### [Materials provided]
· · · ·
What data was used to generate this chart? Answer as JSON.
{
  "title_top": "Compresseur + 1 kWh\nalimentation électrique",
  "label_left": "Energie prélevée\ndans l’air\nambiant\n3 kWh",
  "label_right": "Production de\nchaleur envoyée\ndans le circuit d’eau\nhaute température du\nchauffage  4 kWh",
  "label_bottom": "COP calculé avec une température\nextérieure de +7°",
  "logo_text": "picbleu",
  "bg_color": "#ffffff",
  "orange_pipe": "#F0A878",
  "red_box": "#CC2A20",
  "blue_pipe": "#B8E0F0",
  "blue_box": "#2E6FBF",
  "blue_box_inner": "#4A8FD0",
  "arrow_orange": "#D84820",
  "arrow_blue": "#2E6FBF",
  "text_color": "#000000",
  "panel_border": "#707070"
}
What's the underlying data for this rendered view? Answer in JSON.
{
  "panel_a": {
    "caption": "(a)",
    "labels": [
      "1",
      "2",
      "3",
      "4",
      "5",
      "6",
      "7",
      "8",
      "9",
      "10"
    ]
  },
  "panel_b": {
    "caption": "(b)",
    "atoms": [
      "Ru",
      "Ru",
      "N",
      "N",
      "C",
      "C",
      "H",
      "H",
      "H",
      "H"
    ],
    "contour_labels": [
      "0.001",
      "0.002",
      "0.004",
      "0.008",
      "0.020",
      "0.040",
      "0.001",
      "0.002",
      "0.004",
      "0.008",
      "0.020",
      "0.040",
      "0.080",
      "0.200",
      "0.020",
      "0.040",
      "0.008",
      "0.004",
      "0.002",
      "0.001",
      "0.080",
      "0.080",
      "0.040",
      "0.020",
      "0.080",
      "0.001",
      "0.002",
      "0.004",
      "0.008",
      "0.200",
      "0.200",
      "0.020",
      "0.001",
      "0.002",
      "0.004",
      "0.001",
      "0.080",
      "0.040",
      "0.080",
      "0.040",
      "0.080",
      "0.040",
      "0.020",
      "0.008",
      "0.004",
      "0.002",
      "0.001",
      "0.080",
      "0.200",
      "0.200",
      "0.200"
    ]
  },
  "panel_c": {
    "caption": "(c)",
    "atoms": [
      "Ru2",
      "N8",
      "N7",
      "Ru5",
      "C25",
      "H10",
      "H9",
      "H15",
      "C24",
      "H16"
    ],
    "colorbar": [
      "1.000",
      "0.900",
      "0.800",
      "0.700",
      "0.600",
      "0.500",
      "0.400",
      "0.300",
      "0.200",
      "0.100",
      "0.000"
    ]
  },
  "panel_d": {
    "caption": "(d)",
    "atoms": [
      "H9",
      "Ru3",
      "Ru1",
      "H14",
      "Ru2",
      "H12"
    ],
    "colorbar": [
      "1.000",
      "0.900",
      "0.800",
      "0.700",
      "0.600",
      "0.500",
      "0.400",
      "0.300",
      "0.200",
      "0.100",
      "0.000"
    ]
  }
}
· · · ·
### [Problem to work on]
Write out the listing once more, matching it exactly.

### [Answer to this exercise]
What data was used to generate this chart? Answer as JSON.
{
  "title_top": "Compresseur + 1 kWh\nalimentation électrique",
  "label_left": "Energie prélevée\ndans l’air\nambiant\n3 kWh",
  "label_right": "Production de\nchaleur envoyée\ndans le circuit d’eau\nhaute température du\nchauffage  4 kWh",
  "label_bottom": "COP calculé avec une température\nextérieure de +7°",
  "logo_text": "picbleu",
  "bg_color": "#ffffff",
  "orange_pipe": "#F0A878",
  "red_box": "#CC2A20",
  "blue_pipe": "#B8E0F0",
  "blue_box": "#2E6FBF",
  "blue_box_inner": "#4A8FD0",
  "arrow_orange": "#D84820",
  "arrow_blue": "#2E6FBF",
  "text_color": "#000000",
  "panel_border": "#707070"
}
What's the underlying data for this rendered view? Answer in JSON.
{
  "panel_a": {
    "caption": "(a)",
    "labels": [
      "1",
      "2",
      "3",
      "4",
      "5",
      "6",
      "7",
      "8",
      "9",
      "10"
    ]
  },
  "panel_b": {
    "caption": "(b)",
    "atoms": [
      "Ru",
      "Ru",
      "N",
      "N",
      "C",
      "C",
      "H",
      "H",
      "H",
      "H"
    ],
    "contour_labels": [
      "0.001",
      "0.002",
      "0.004",
      "0.008",
      "0.020",
      "0.040",
      "0.001",
      "0.002",
      "0.004",
      "0.008",
      "0.020",
      "0.040",
      "0.080",
      "0.200",
      "0.020",
      "0.040",
      "0.008",
      "0.004",
      "0.002",
      "0.001",
      "0.080",
      "0.080",
      "0.040",
      "0.020",
      "0.080",
      "0.001",
      "0.002",
      "0.004",
      "0.008",
      "0.200",
      "0.200",
      "0.020",
      "0.001",
      "0.002",
      "0.004",
      "0.001",
      "0.080",
      "0.040",
      "0.080",
      "0.040",
      "0.080",
      "0.040",
      "0.020",
      "0.008",
      "0.004",
      "0.002",
      "0.001",
      "0.080",
      "0.200",
      "0.200",
      "0.200"
    ]
  },
  "panel_c": {
    "caption": "(c)",
    "atoms": [
      "Ru2",
      "N8",
      "N7",
      "Ru5",
      "C25",
      "H10",
      "H9",
      "H15",
      "C24",
      "H16"
    ],
    "colorbar": [
      "1.000",
      "0.900",
      "0.800",
      "0.700",
      "0.600",
      "0.500",
      "0.400",
      "0.300",
      "0.200",
      "0.100",
      "0.000"
    ]
  },
  "panel_d": {
    "caption": "(d)",
    "atoms": [
      "H9",
      "Ru3",
      "Ru1",
      "H14",
      "Ru2",
      "H12"
    ],
    "colorbar": [
      "1.000",
      "0.900",
      "0.800",
      "0.700",
      "0.600",
      "0.500",
      "0.400",
      "0.300",
      "0.200",
      "0.100",
      "0.000"
    ]
  }
}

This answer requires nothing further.